Goal -
Quote all of the data exactly as given. Skip every picture it contains.

___ Available records ___

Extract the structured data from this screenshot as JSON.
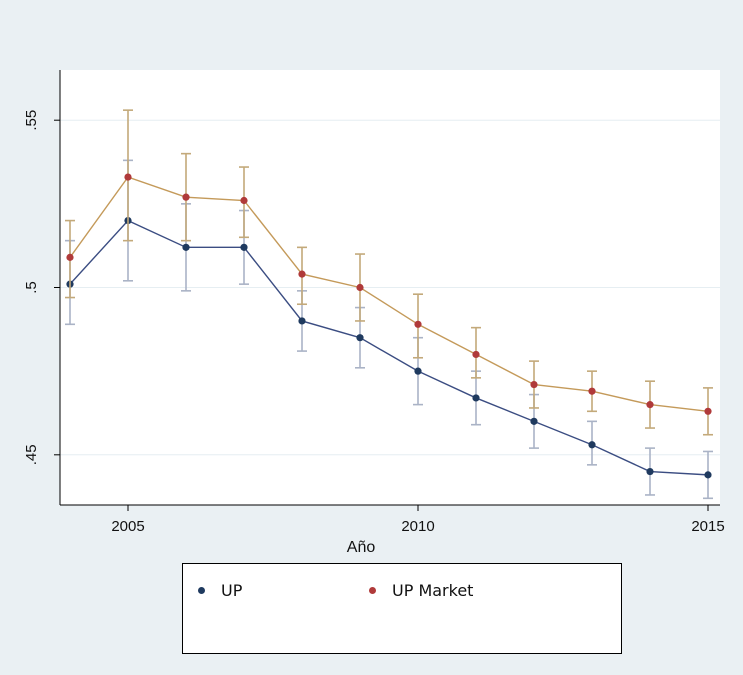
{
  "chart_data": {
    "type": "line",
    "title": "",
    "xlabel": "Año",
    "ylabel": "",
    "x": [
      2004,
      2005,
      2006,
      2007,
      2008,
      2009,
      2010,
      2011,
      2012,
      2013,
      2014,
      2015
    ],
    "xlim": [
      2004,
      2015
    ],
    "ylim": [
      0.435,
      0.565
    ],
    "xticks": [
      2005,
      2010,
      2015
    ],
    "xtick_labels": [
      "2005",
      "2010",
      "2015"
    ],
    "yticks": [
      0.45,
      0.5,
      0.55
    ],
    "ytick_labels": [
      ".45",
      ".5",
      ".55"
    ],
    "grid": "horizontal",
    "legend_position": "bottom",
    "series": [
      {
        "name": "UP",
        "color": "#1f3a5f",
        "bar_color": "#aab3c6",
        "values": [
          0.501,
          0.52,
          0.512,
          0.512,
          0.49,
          0.485,
          0.475,
          0.467,
          0.46,
          0.453,
          0.445,
          0.444
        ],
        "lower": [
          0.489,
          0.502,
          0.499,
          0.501,
          0.481,
          0.476,
          0.465,
          0.459,
          0.452,
          0.447,
          0.438,
          0.437
        ],
        "upper": [
          0.514,
          0.538,
          0.525,
          0.523,
          0.499,
          0.494,
          0.485,
          0.475,
          0.468,
          0.46,
          0.452,
          0.451
        ]
      },
      {
        "name": "UP Market",
        "color": "#b03a3a",
        "bar_color": "#c3a97a",
        "values": [
          0.509,
          0.533,
          0.527,
          0.526,
          0.504,
          0.5,
          0.489,
          0.48,
          0.471,
          0.469,
          0.465,
          0.463
        ],
        "lower": [
          0.497,
          0.514,
          0.514,
          0.515,
          0.495,
          0.49,
          0.479,
          0.473,
          0.464,
          0.463,
          0.458,
          0.456
        ],
        "upper": [
          0.52,
          0.553,
          0.54,
          0.536,
          0.512,
          0.51,
          0.498,
          0.488,
          0.478,
          0.475,
          0.472,
          0.47
        ]
      }
    ]
  }
}
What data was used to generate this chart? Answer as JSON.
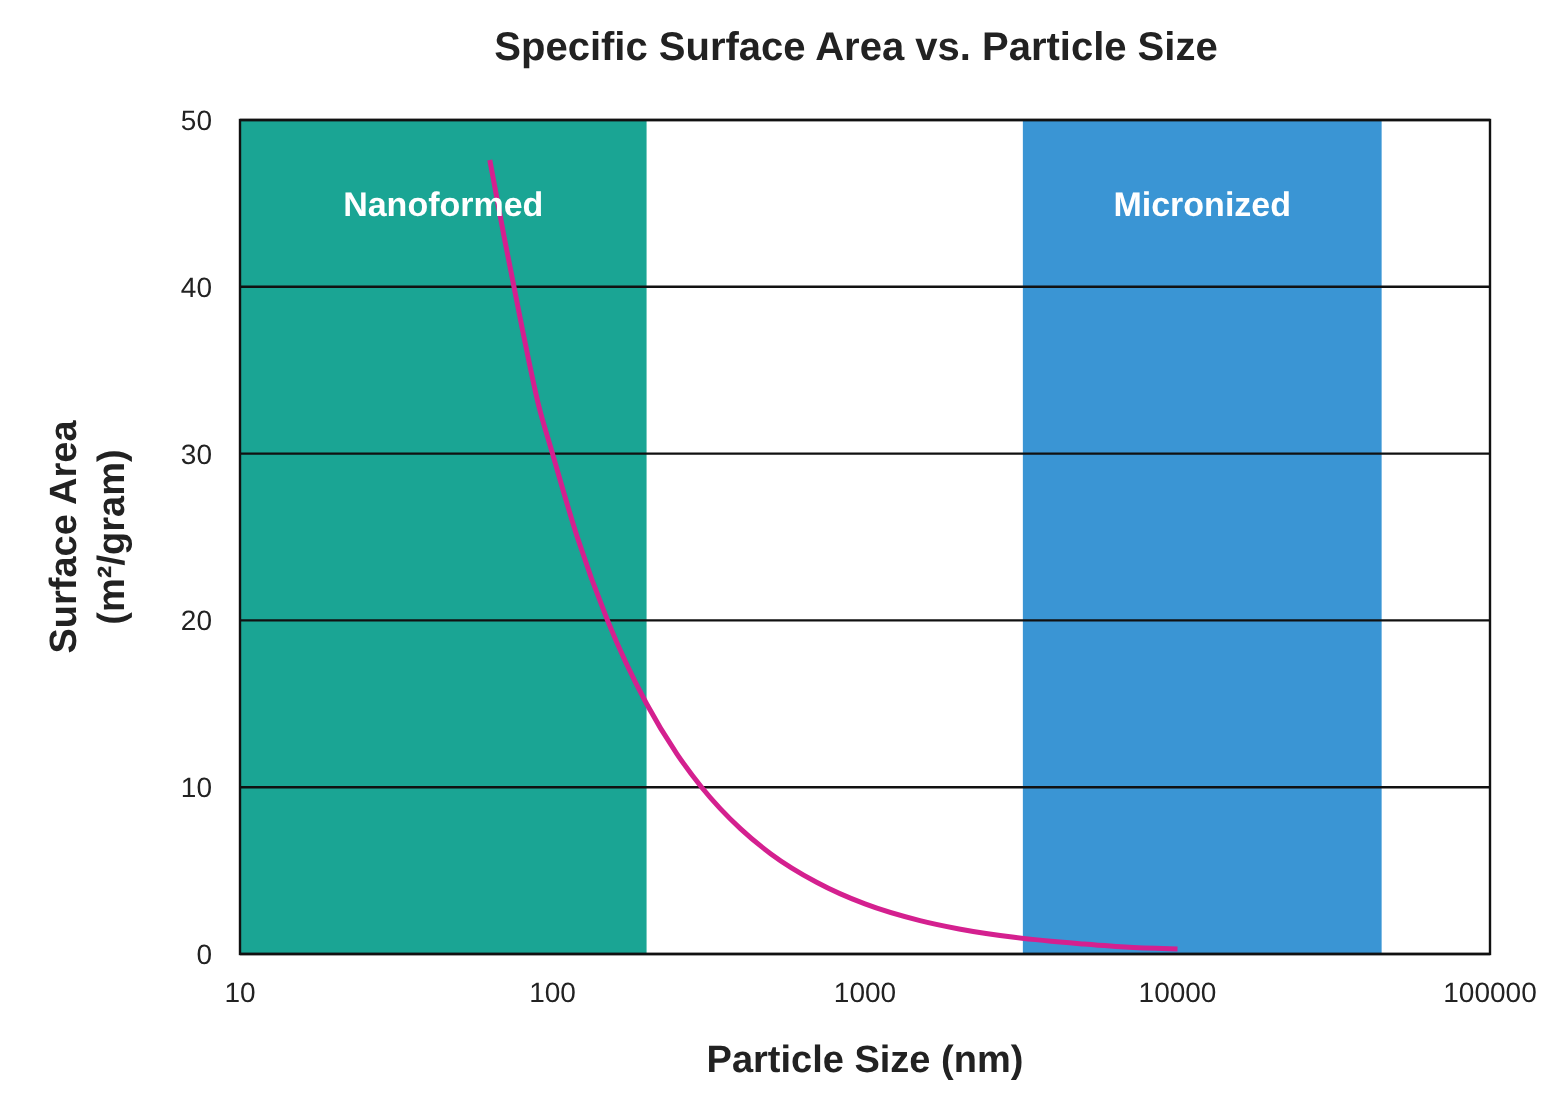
{
  "chart_data": {
    "type": "line",
    "title": "Specific Surface Area vs. Particle Size",
    "xlabel": "Particle Size (nm)",
    "ylabel": "Surface Area (m²/gram)",
    "log": "x",
    "grid": "y",
    "xlim": [
      10,
      100000
    ],
    "xticks": [
      10,
      100,
      1000,
      10000,
      100000
    ],
    "ylim": [
      0,
      50
    ],
    "yticks": [
      0,
      10,
      20,
      30,
      40,
      50
    ],
    "bands": [
      {
        "axis": "x",
        "from": 10,
        "to": 200,
        "label": "Nanoformed",
        "color": "#1aa594"
      },
      {
        "axis": "x",
        "from": 3200,
        "to": 45000,
        "label": "Micronized",
        "color": "#3a95d4"
      }
    ],
    "series": [
      {
        "color": "#d4208f",
        "x": [
          63,
          70,
          80,
          90,
          100,
          120,
          150,
          200,
          250,
          300,
          400,
          500,
          700,
          1000,
          1500,
          2000,
          3000,
          5000,
          7000,
          10000
        ],
        "values": [
          47.6,
          43,
          37.5,
          33,
          30,
          25,
          20,
          15,
          12,
          10,
          7.5,
          6,
          4.3,
          3,
          2,
          1.5,
          1,
          0.6,
          0.4,
          0.3
        ]
      }
    ]
  }
}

___

Answer in full -
Extract the structured data from this screenshot as JSON.
{
  "chart_data": {
    "type": "line",
    "title": "",
    "xlabel": "Año",
    "ylabel": "",
    "x": [
      2004,
      2005,
      2006,
      2007,
      2008,
      2009,
      2010,
      2011,
      2012,
      2013,
      2014,
      2015
    ],
    "xlim": [
      2004,
      2015
    ],
    "ylim": [
      0.435,
      0.565
    ],
    "xticks": [
      2005,
      2010,
      2015
    ],
    "xtick_labels": [
      "2005",
      "2010",
      "2015"
    ],
    "yticks": [
      0.45,
      0.5,
      0.55
    ],
    "ytick_labels": [
      ".45",
      ".5",
      ".55"
    ],
    "grid": "horizontal",
    "legend_position": "bottom",
    "series": [
      {
        "name": "UP",
        "color": "#1f3a5f",
        "bar_color": "#aab3c6",
        "values": [
          0.501,
          0.52,
          0.512,
          0.512,
          0.49,
          0.485,
          0.475,
          0.467,
          0.46,
          0.453,
          0.445,
          0.444
        ],
        "lower": [
          0.489,
          0.502,
          0.499,
          0.501,
          0.481,
          0.476,
          0.465,
          0.459,
          0.452,
          0.447,
          0.438,
          0.437
        ],
        "upper": [
          0.514,
          0.538,
          0.525,
          0.523,
          0.499,
          0.494,
          0.485,
          0.475,
          0.468,
          0.46,
          0.452,
          0.451
        ]
      },
      {
        "name": "UP Market",
        "color": "#b03a3a",
        "bar_color": "#c3a97a",
        "values": [
          0.509,
          0.533,
          0.527,
          0.526,
          0.504,
          0.5,
          0.489,
          0.48,
          0.471,
          0.469,
          0.465,
          0.463
        ],
        "lower": [
          0.497,
          0.514,
          0.514,
          0.515,
          0.495,
          0.49,
          0.479,
          0.473,
          0.464,
          0.463,
          0.458,
          0.456
        ],
        "upper": [
          0.52,
          0.553,
          0.54,
          0.536,
          0.512,
          0.51,
          0.498,
          0.488,
          0.478,
          0.475,
          0.472,
          0.47
        ]
      }
    ]
  }
}
What data was used to generate this chart? Answer as JSON.
{
  "chart_data": {
    "type": "line",
    "title": "Specific Surface Area vs. Particle Size",
    "xlabel": "Particle Size (nm)",
    "ylabel": "Surface Area (m²/gram)",
    "log": "x",
    "grid": "y",
    "xlim": [
      10,
      100000
    ],
    "xticks": [
      10,
      100,
      1000,
      10000,
      100000
    ],
    "ylim": [
      0,
      50
    ],
    "yticks": [
      0,
      10,
      20,
      30,
      40,
      50
    ],
    "bands": [
      {
        "axis": "x",
        "from": 10,
        "to": 200,
        "label": "Nanoformed",
        "color": "#1aa594"
      },
      {
        "axis": "x",
        "from": 3200,
        "to": 45000,
        "label": "Micronized",
        "color": "#3a95d4"
      }
    ],
    "series": [
      {
        "color": "#d4208f",
        "x": [
          63,
          70,
          80,
          90,
          100,
          120,
          150,
          200,
          250,
          300,
          400,
          500,
          700,
          1000,
          1500,
          2000,
          3000,
          5000,
          7000,
          10000
        ],
        "values": [
          47.6,
          43,
          37.5,
          33,
          30,
          25,
          20,
          15,
          12,
          10,
          7.5,
          6,
          4.3,
          3,
          2,
          1.5,
          1,
          0.6,
          0.4,
          0.3
        ]
      }
    ]
  }
}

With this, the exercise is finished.